:: PROVIDED RECORDS

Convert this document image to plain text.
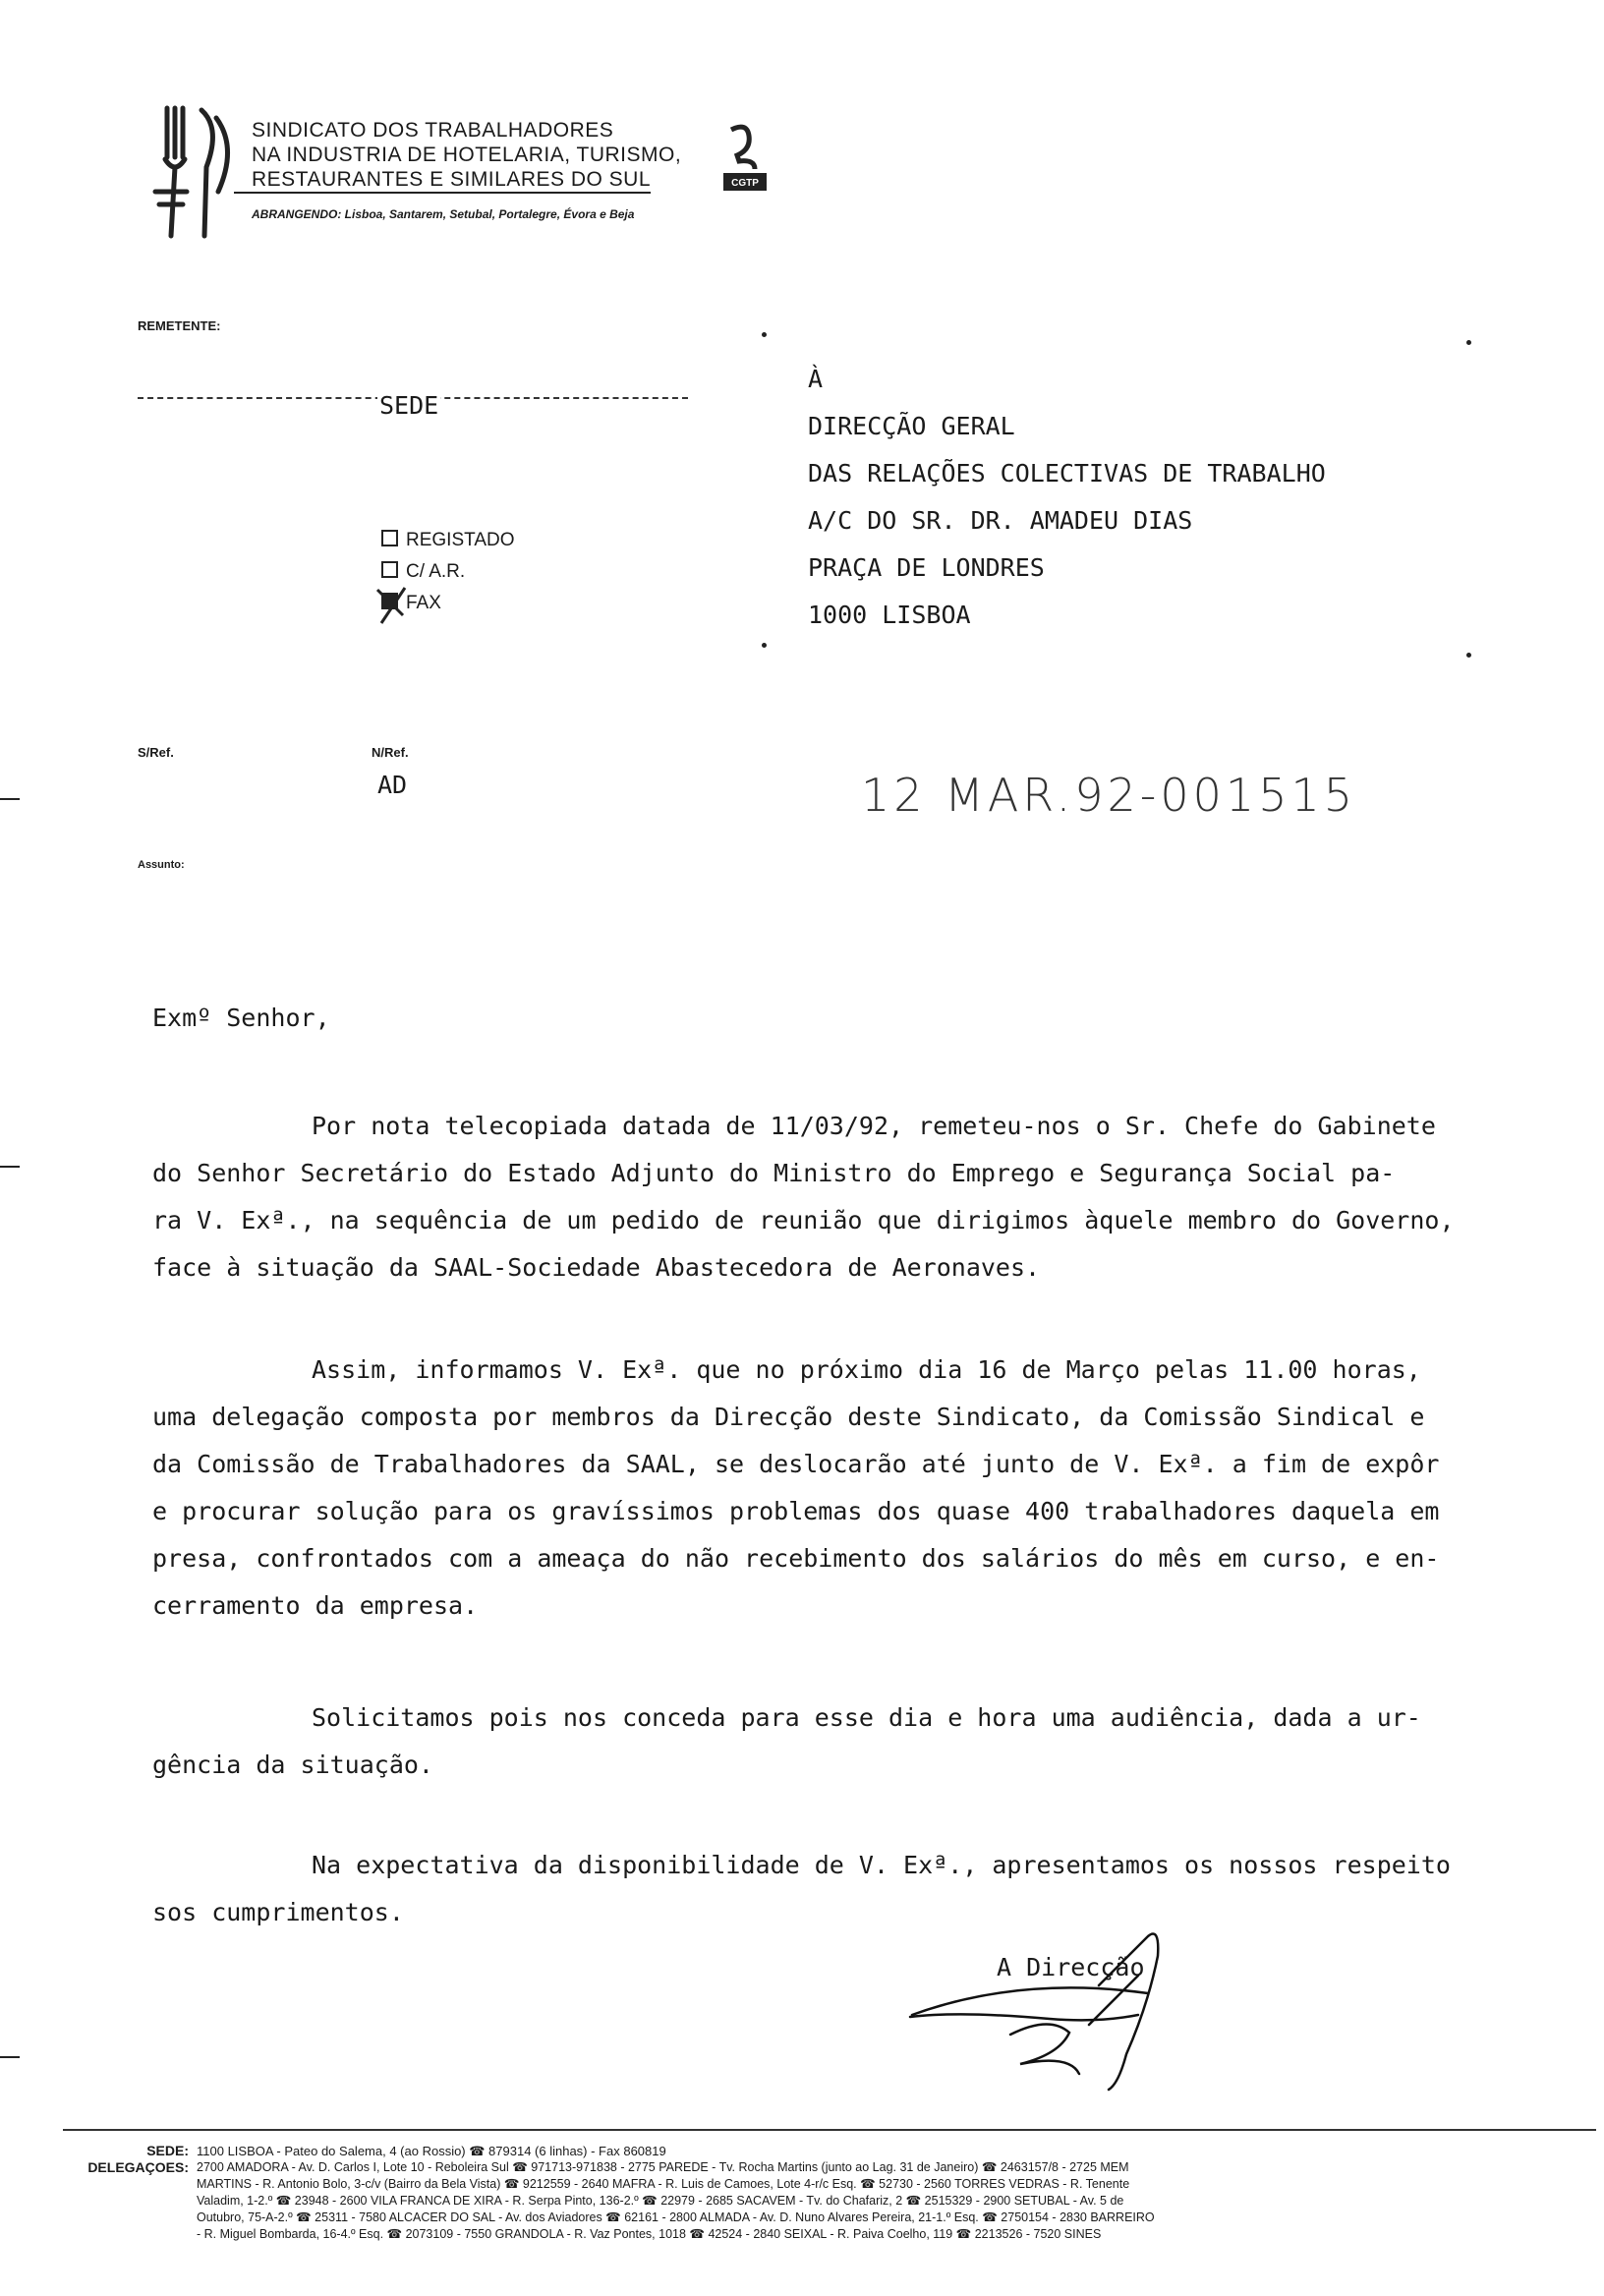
SINDICATO DOS TRABALHADORES
NA INDUSTRIA DE HOTELARIA, TURISMO,
RESTAURANTES E SIMILARES DO SUL
ABRANGENDO: Lisboa, Santarem, Setubal, Portalegre, Évora e Beja
CGTP
REMETENTE:
SEDE
REGISTADO
C/ A.R.
FAX
À
DIRECÇÃO GERAL
DAS RELAÇÕES COLECTIVAS DE TRABALHO
A/C DO SR. DR. AMADEU DIAS
PRAÇA DE LONDRES
1000 LISBOA
S/Ref.	N/Ref.
AD	12 MAR.92-001515
Assunto:
Exmº Senhor,
Por nota telecopiada datada de 11/03/92, remeteu-nos o Sr. Chefe do Gabinete
do Senhor Secretário do Estado Adjunto do Ministro do Emprego e Segurança Social pa-
ra V. Exª., na sequência de um pedido de reunião que dirigimos àquele membro do Governo,
face à situação da SAAL-Sociedade Abastecedora de Aeronaves.
Assim, informamos V. Exª. que no próximo dia 16 de Março pelas 11.00 horas,
uma delegação composta por membros da Direcção deste Sindicato, da Comissão Sindical e
da Comissão de Trabalhadores da SAAL, se deslocarão até junto de V. Exª. a fim de expôr
e procurar solução para os gravíssimos problemas dos quase 400 trabalhadores daquela em
presa, confrontados com a ameaça do não recebimento dos salários do mês em curso, e en-
cerramento da empresa.
Solicitamos pois nos conceda para esse dia e hora uma audiência, dada a ur-
gência da situação.
Na expectativa da disponibilidade de V. Exª., apresentamos os nossos respeito
sos cumprimentos.
A Direcção
SEDE: 1100 LISBOA - Pateo do Salema, 4 (ao Rossio) ☎ 879314 (6 linhas) - Fax 860819
DELEGAÇOES: 2700 AMADORA - Av. D. Carlos I, Lote 10 - Reboleira Sul ☎ 971713-971838 - 2775 PAREDE - Tv. Rocha Martins (junto ao Lag. 31 de Janeiro) ☎ 2463157/8 - 2725 MEM
MARTINS - R. Antonio Bolo, 3-c/v (Bairro da Bela Vista) ☎ 9212559 - 2640 MAFRA - R. Luis de Camoes, Lote 4-r/c Esq. ☎ 52730 - 2560 TORRES VEDRAS - R. Tenente
Valadim, 1-2.º ☎ 23948 - 2600 VILA FRANCA DE XIRA - R. Serpa Pinto, 136-2.º ☎ 22979 - 2685 SACAVEM - Tv. do Chafariz, 2 ☎ 2515329 - 2900 SETUBAL - Av. 5 de
Outubro, 75-A-2.º ☎ 25311 - 7580 ALCACER DO SAL - Av. dos Aviadores ☎ 62161 - 2800 ALMADA - Av. D. Nuno Alvares Pereira, 21-1.º Esq. ☎ 2750154 - 2830 BARREIRO
- R. Miguel Bombarda, 16-4.º Esq. ☎ 2073109 - 7550 GRANDOLA - R. Vaz Pontes, 1018 ☎ 42524 - 2840 SEIXAL - R. Paiva Coelho, 119 ☎ 2213526 - 7520 SINES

::::

WORK TO COMPLETE: Pictures in the records above are left out; print everything else exactly as written.

RESPONSE:
Convert this document image to plain text.
SINDICATO DOS TRABALHADORES
NA INDUSTRIA DE HOTELARIA, TURISMO,
RESTAURANTES E SIMILARES DO SUL
ABRANGENDO: Lisboa, Santarem, Setubal, Portalegre, Évora e Beja
CGTP
REMETENTE:
SEDE
REGISTADO
C/ A.R.
FAX
À
DIRECÇÃO GERAL
DAS RELAÇÕES COLECTIVAS DE TRABALHO
A/C DO SR. DR. AMADEU DIAS
PRAÇA DE LONDRES
1000 LISBOA
S/Ref.	N/Ref.
AD	12 MAR.92-001515
Assunto:
Exmº Senhor,
Por nota telecopiada datada de 11/03/92, remeteu-nos o Sr. Chefe do Gabinete
do Senhor Secretário do Estado Adjunto do Ministro do Emprego e Segurança Social pa-
ra V. Exª., na sequência de um pedido de reunião que dirigimos àquele membro do Governo,
face à situação da SAAL-Sociedade Abastecedora de Aeronaves.
Assim, informamos V. Exª. que no próximo dia 16 de Março pelas 11.00 horas,
uma delegação composta por membros da Direcção deste Sindicato, da Comissão Sindical e
da Comissão de Trabalhadores da SAAL, se deslocarão até junto de V. Exª. a fim de expôr
e procurar solução para os gravíssimos problemas dos quase 400 trabalhadores daquela em
presa, confrontados com a ameaça do não recebimento dos salários do mês em curso, e en-
cerramento da empresa.
Solicitamos pois nos conceda para esse dia e hora uma audiência, dada a ur-
gência da situação.
Na expectativa da disponibilidade de V. Exª., apresentamos os nossos respeito
sos cumprimentos.
A Direcção
SEDE: 1100 LISBOA - Pateo do Salema, 4 (ao Rossio) ☎ 879314 (6 linhas) - Fax 860819
DELEGAÇOES: 2700 AMADORA - Av. D. Carlos I, Lote 10 - Reboleira Sul ☎ 971713-971838 - 2775 PAREDE - Tv. Rocha Martins (junto ao Lag. 31 de Janeiro) ☎ 2463157/8 - 2725 MEM
MARTINS - R. Antonio Bolo, 3-c/v (Bairro da Bela Vista) ☎ 9212559 - 2640 MAFRA - R. Luis de Camoes, Lote 4-r/c Esq. ☎ 52730 - 2560 TORRES VEDRAS - R. Tenente
Valadim, 1-2.º ☎ 23948 - 2600 VILA FRANCA DE XIRA - R. Serpa Pinto, 136-2.º ☎ 22979 - 2685 SACAVEM - Tv. do Chafariz, 2 ☎ 2515329 - 2900 SETUBAL - Av. 5 de
Outubro, 75-A-2.º ☎ 25311 - 7580 ALCACER DO SAL - Av. dos Aviadores ☎ 62161 - 2800 ALMADA - Av. D. Nuno Alvares Pereira, 21-1.º Esq. ☎ 2750154 - 2830 BARREIRO
- R. Miguel Bombarda, 16-4.º Esq. ☎ 2073109 - 7550 GRANDOLA - R. Vaz Pontes, 1018 ☎ 42524 - 2840 SEIXAL - R. Paiva Coelho, 119 ☎ 2213526 - 7520 SINES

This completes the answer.